#### [Directive 1]
In the simile post, how many similes per book was May Vanderbilt told in writing school that a writer gets?

#### [Source extract]
_ _ _ _ _

More common than air…. Damaging like a giant tornado hitting a chainsaw factory…. Similes are sweeping the nation as fast as a cheetah on a motorcycle.
For the grammatically disinclined (you know who you are, or rather, you SHOULD know who you are), a simile is a comparison between two or more things, often using the words “like,” “than” or the ever popular “as [blank] as a [blank].”
Now, as with any other writing device, similes can be done well. Some writers use them to tremendous effect, some wonderful writers even use them often, and I would not take their similes away from them. This doesn’t apply to everyone.
But as Johns Hopkins MFA grad and author May Vanderbilt told me this weekend as we were discussing writing over drinks at the San Francisco Writer’s Conference after our panel with editor Christine Pride (yes, this is what agents and writers do at writer’s conferences), she was once told in writing school that you get one or two similes a book. No more.
No doubt this is hyperbolic advice and not meant to be taken literally. You don’t got ONLY two similes. But unless your gift for similes is as grand as a Steinway piano (get it??), this is something to keep in mind. Similes are like jalapeno peppers. They can add some spice, but too many of them and your reader will spit out your novel and run away.
Anonymous says
One or two? ONE or TWO?
Whaddaya mean, one or two?
AKKKK!
Taylor K. says
Reminds me of a joke a comedian named Demetri Martin once told:
“I have a friend who’s really into similes. He’s like…annoying.”
Similes can be particularly annoying, IMO, especially when they try to be overly grandiose (such as my just now use of the word grandiose).
May Vanderbilt says
Similes make me sadder than a baby with a full diaper, more frustrated than Nathan reading a query letter that opens with a rhetorical question, and angrier than Hillary when Texas votes for Obama.

_ _ _ _ _

#### [Directive 2]
Please retype the rows starting at the line that contains "- watermark: 办图网: [89, 532, 178, 641]" and ending at the line that contains "- watermark: 办图网: [279, 332, 368, 441]", with both of those lines included.

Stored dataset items
_ _ _ _ _

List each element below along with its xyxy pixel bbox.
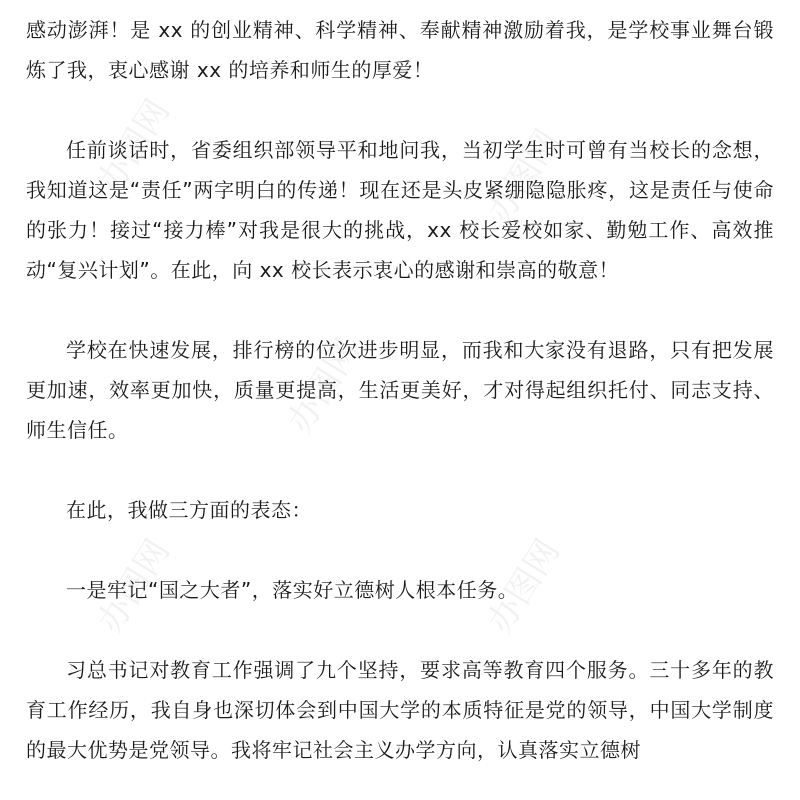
- watermark: 办图网: [89, 532, 178, 641]
- paragraph-pledge-intro: 在此，我做三方面的表态：: [66, 498, 312, 522]
- paragraph-education: 习总书记对教育工作强调了九个坚持，要求高等教育四个服务。三十多年的教育工作经历，我自身也深切体会到中国大学的本质特征是党的领导，中国大学制度的最大优势是党领导。我将牢记社会主义办学方向，认真落实立德树: [26, 658, 774, 762]
- watermark: 办图网: [279, 332, 368, 441]
- document-body: [26, 10, 774, 770]
- paragraph-pledge-one: 一是牢记“国之大者”，落实好立德树人根本任务。: [66, 578, 519, 602]
- paragraph-responsibility: 任前谈话时，省委组织部领导平和地问我，当初学生时可曾有当校长的念想，我知道这是“责任”两字明白的传递！现在还是头皮紧绷隐隐胀疼，这是责任与使命的张力！接过“接力棒”对我是很大的挑战，xx 校长爱校如家、勤勉工作、高效推动“复兴计划”。在此，向 xx 校长表示衷心的感谢和崇高的敬意！: [26, 138, 774, 282]
- watermark: 办图网: [89, 92, 178, 201]
- paragraph-gratitude: 感动澎湃！是 xx 的创业精神、科学精神、奉献精神激励着我，是学校事业舞台锻炼了我，衷心感谢 xx 的培养和师生的厚爱！: [26, 18, 774, 82]
- watermark: 办图网: [479, 122, 568, 231]
- watermark: 办图网: [479, 532, 568, 641]
- paragraph-development: 学校在快速发展，排行榜的位次进步明显，而我和大家没有退路，只有把发展更加速，效率更加快，质量更提高，生活更美好，才对得起组织托付、同志支持、师生信任。: [26, 338, 774, 442]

_ _ _ _ _

#### [Exercise answer 1]
One or two similes a book.

#### [Exercise answer 2]
- watermark: 办图网: [89, 532, 178, 641]
- paragraph-pledge-intro: 在此，我做三方面的表态：: [66, 498, 312, 522]
- paragraph-education: 习总书记对教育工作强调了九个坚持，要求高等教育四个服务。三十多年的教育工作经历，我自身也深切体会到中国大学的本质特征是党的领导，中国大学制度的最大优势是党领导。我将牢记社会主义办学方向，认真落实立德树: [26, 658, 774, 762]
- watermark: 办图网: [279, 332, 368, 441]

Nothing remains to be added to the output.